##### Extracted records #####

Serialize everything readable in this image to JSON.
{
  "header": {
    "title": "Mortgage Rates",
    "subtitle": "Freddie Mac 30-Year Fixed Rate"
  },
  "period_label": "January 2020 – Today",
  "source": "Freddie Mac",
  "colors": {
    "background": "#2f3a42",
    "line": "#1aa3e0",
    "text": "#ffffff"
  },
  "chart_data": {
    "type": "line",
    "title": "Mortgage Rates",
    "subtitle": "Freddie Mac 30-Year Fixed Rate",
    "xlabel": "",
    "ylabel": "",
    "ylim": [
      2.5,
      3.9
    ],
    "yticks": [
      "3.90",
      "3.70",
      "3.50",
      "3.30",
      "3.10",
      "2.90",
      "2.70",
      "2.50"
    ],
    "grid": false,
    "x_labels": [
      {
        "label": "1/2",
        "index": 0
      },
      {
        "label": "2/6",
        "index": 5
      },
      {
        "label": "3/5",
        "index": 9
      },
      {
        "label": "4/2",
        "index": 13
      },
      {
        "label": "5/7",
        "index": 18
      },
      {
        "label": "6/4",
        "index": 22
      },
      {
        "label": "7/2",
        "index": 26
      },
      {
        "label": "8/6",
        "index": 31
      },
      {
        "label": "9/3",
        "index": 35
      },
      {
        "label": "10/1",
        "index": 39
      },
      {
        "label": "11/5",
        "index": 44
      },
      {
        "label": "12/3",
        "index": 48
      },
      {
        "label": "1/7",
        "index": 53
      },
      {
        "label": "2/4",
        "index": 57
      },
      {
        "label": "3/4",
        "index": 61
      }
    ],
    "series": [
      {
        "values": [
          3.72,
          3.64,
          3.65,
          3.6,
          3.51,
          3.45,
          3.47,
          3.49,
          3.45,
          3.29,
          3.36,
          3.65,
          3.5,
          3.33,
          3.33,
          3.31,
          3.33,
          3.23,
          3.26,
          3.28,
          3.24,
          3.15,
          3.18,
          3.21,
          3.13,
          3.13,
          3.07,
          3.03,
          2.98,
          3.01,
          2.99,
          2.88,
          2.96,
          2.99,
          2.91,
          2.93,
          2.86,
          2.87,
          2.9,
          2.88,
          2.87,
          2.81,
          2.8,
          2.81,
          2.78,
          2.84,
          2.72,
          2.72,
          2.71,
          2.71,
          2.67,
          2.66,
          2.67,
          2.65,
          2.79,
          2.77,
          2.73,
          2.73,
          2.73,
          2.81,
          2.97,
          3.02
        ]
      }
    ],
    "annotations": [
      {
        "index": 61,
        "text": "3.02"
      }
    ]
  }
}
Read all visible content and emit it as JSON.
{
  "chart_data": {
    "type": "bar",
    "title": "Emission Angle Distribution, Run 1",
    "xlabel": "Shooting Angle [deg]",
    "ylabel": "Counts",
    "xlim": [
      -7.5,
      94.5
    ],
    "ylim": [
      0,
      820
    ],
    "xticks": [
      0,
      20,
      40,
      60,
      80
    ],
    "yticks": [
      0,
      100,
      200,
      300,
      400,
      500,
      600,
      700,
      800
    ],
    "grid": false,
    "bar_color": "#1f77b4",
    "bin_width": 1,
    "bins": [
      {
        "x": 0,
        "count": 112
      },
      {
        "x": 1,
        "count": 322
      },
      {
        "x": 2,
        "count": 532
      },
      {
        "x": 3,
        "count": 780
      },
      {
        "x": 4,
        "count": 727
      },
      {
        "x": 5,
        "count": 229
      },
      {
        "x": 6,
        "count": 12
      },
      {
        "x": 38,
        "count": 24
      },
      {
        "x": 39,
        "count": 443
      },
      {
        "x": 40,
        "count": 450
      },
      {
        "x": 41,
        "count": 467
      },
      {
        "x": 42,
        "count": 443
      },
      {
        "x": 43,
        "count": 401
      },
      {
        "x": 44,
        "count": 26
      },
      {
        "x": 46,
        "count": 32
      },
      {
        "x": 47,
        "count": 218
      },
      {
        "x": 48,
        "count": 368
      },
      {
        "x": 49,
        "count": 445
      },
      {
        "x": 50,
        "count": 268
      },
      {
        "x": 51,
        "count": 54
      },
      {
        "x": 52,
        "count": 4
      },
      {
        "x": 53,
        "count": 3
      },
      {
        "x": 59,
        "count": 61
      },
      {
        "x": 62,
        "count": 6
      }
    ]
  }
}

#####

* **Task**
Copy out every entry again, exactly as it was given.

* **Answer for this exercise**
Serialize everything readable in this image to JSON.
{
  "header": {
    "title": "Mortgage Rates",
    "subtitle": "Freddie Mac 30-Year Fixed Rate"
  },
  "period_label": "January 2020 – Today",
  "source": "Freddie Mac",
  "colors": {
    "background": "#2f3a42",
    "line": "#1aa3e0",
    "text": "#ffffff"
  },
  "chart_data": {
    "type": "line",
    "title": "Mortgage Rates",
    "subtitle": "Freddie Mac 30-Year Fixed Rate",
    "xlabel": "",
    "ylabel": "",
    "ylim": [
      2.5,
      3.9
    ],
    "yticks": [
      "3.90",
      "3.70",
      "3.50",
      "3.30",
      "3.10",
      "2.90",
      "2.70",
      "2.50"
    ],
    "grid": false,
    "x_labels": [
      {
        "label": "1/2",
        "index": 0
      },
      {
        "label": "2/6",
        "index": 5
      },
      {
        "label": "3/5",
        "index": 9
      },
      {
        "label": "4/2",
        "index": 13
      },
      {
        "label": "5/7",
        "index": 18
      },
      {
        "label": "6/4",
        "index": 22
      },
      {
        "label": "7/2",
        "index": 26
      },
      {
        "label": "8/6",
        "index": 31
      },
      {
        "label": "9/3",
        "index": 35
      },
      {
        "label": "10/1",
        "index": 39
      },
      {
        "label": "11/5",
        "index": 44
      },
      {
        "label": "12/3",
        "index": 48
      },
      {
        "label": "1/7",
        "index": 53
      },
      {
        "label": "2/4",
        "index": 57
      },
      {
        "label": "3/4",
        "index": 61
      }
    ],
    "series": [
      {
        "values": [
          3.72,
          3.64,
          3.65,
          3.6,
          3.51,
          3.45,
          3.47,
          3.49,
          3.45,
          3.29,
          3.36,
          3.65,
          3.5,
          3.33,
          3.33,
          3.31,
          3.33,
          3.23,
          3.26,
          3.28,
          3.24,
          3.15,
          3.18,
          3.21,
          3.13,
          3.13,
          3.07,
          3.03,
          2.98,
          3.01,
          2.99,
          2.88,
          2.96,
          2.99,
          2.91,
          2.93,
          2.86,
          2.87,
          2.9,
          2.88,
          2.87,
          2.81,
          2.8,
          2.81,
          2.78,
          2.84,
          2.72,
          2.72,
          2.71,
          2.71,
          2.67,
          2.66,
          2.67,
          2.65,
          2.79,
          2.77,
          2.73,
          2.73,
          2.73,
          2.81,
          2.97,
          3.02
        ]
      }
    ],
    "annotations": [
      {
        "index": 61,
        "text": "3.02"
      }
    ]
  }
}
Read all visible content and emit it as JSON.
{
  "chart_data": {
    "type": "bar",
    "title": "Emission Angle Distribution, Run 1",
    "xlabel": "Shooting Angle [deg]",
    "ylabel": "Counts",
    "xlim": [
      -7.5,
      94.5
    ],
    "ylim": [
      0,
      820
    ],
    "xticks": [
      0,
      20,
      40,
      60,
      80
    ],
    "yticks": [
      0,
      100,
      200,
      300,
      400,
      500,
      600,
      700,
      800
    ],
    "grid": false,
    "bar_color": "#1f77b4",
    "bin_width": 1,
    "bins": [
      {
        "x": 0,
        "count": 112
      },
      {
        "x": 1,
        "count": 322
      },
      {
        "x": 2,
        "count": 532
      },
      {
        "x": 3,
        "count": 780
      },
      {
        "x": 4,
        "count": 727
      },
      {
        "x": 5,
        "count": 229
      },
      {
        "x": 6,
        "count": 12
      },
      {
        "x": 38,
        "count": 24
      },
      {
        "x": 39,
        "count": 443
      },
      {
        "x": 40,
        "count": 450
      },
      {
        "x": 41,
        "count": 467
      },
      {
        "x": 42,
        "count": 443
      },
      {
        "x": 43,
        "count": 401
      },
      {
        "x": 44,
        "count": 26
      },
      {
        "x": 46,
        "count": 32
      },
      {
        "x": 47,
        "count": 218
      },
      {
        "x": 48,
        "count": 368
      },
      {
        "x": 49,
        "count": 445
      },
      {
        "x": 50,
        "count": 268
      },
      {
        "x": 51,
        "count": 54
      },
      {
        "x": 52,
        "count": 4
      },
      {
        "x": 53,
        "count": 3
      },
      {
        "x": 59,
        "count": 61
      },
      {
        "x": 62,
        "count": 6
      }
    ]
  }
}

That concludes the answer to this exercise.